- **Extracted records**
"""

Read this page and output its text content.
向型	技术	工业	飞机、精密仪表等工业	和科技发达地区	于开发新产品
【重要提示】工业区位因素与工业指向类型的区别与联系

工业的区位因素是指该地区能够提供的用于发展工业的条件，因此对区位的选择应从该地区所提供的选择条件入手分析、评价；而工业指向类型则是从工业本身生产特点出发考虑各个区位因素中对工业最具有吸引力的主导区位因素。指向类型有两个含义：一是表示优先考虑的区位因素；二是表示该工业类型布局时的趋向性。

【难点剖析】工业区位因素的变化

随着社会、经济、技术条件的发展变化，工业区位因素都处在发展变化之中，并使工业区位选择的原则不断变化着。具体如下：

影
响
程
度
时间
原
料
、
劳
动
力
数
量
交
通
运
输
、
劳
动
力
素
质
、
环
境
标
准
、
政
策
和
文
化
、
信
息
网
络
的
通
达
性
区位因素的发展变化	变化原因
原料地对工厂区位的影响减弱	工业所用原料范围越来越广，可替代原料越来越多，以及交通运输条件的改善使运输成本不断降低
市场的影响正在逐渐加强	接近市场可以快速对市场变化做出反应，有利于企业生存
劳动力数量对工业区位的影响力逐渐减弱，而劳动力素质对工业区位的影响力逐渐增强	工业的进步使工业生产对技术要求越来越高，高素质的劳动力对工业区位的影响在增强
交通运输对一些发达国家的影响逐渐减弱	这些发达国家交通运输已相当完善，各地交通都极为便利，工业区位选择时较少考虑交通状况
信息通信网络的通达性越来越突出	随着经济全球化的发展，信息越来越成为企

"""

- **What this task involves**
Copy all of the material word for word.

- **Correct result**
Read this page and output its text content.
向型	技术	工业	飞机、精密仪表等工业	和科技发达地区	于开发新产品
【重要提示】工业区位因素与工业指向类型的区别与联系

工业的区位因素是指该地区能够提供的用于发展工业的条件，因此对区位的选择应从该地区所提供的选择条件入手分析、评价；而工业指向类型则是从工业本身生产特点出发考虑各个区位因素中对工业最具有吸引力的主导区位因素。指向类型有两个含义：一是表示优先考虑的区位因素；二是表示该工业类型布局时的趋向性。

【难点剖析】工业区位因素的变化

随着社会、经济、技术条件的发展变化，工业区位因素都处在发展变化之中，并使工业区位选择的原则不断变化着。具体如下：

影
响
程
度
时间
原
料
、
劳
动
力
数
量
交
通
运
输
、
劳
动
力
素
质
、
环
境
标
准
、
政
策
和
文
化
、
信
息
网
络
的
通
达
性
区位因素的发展变化	变化原因
原料地对工厂区位的影响减弱	工业所用原料范围越来越广，可替代原料越来越多，以及交通运输条件的改善使运输成本不断降低
市场的影响正在逐渐加强	接近市场可以快速对市场变化做出反应，有利于企业生存
劳动力数量对工业区位的影响力逐渐减弱，而劳动力素质对工业区位的影响力逐渐增强	工业的进步使工业生产对技术要求越来越高，高素质的劳动力对工业区位的影响在增强
交通运输对一些发达国家的影响逐渐减弱	这些发达国家交通运输已相当完善，各地交通都极为便利，工业区位选择时较少考虑交通状况
信息通信网络的通达性越来越突出	随着经济全球化的发展，信息越来越成为企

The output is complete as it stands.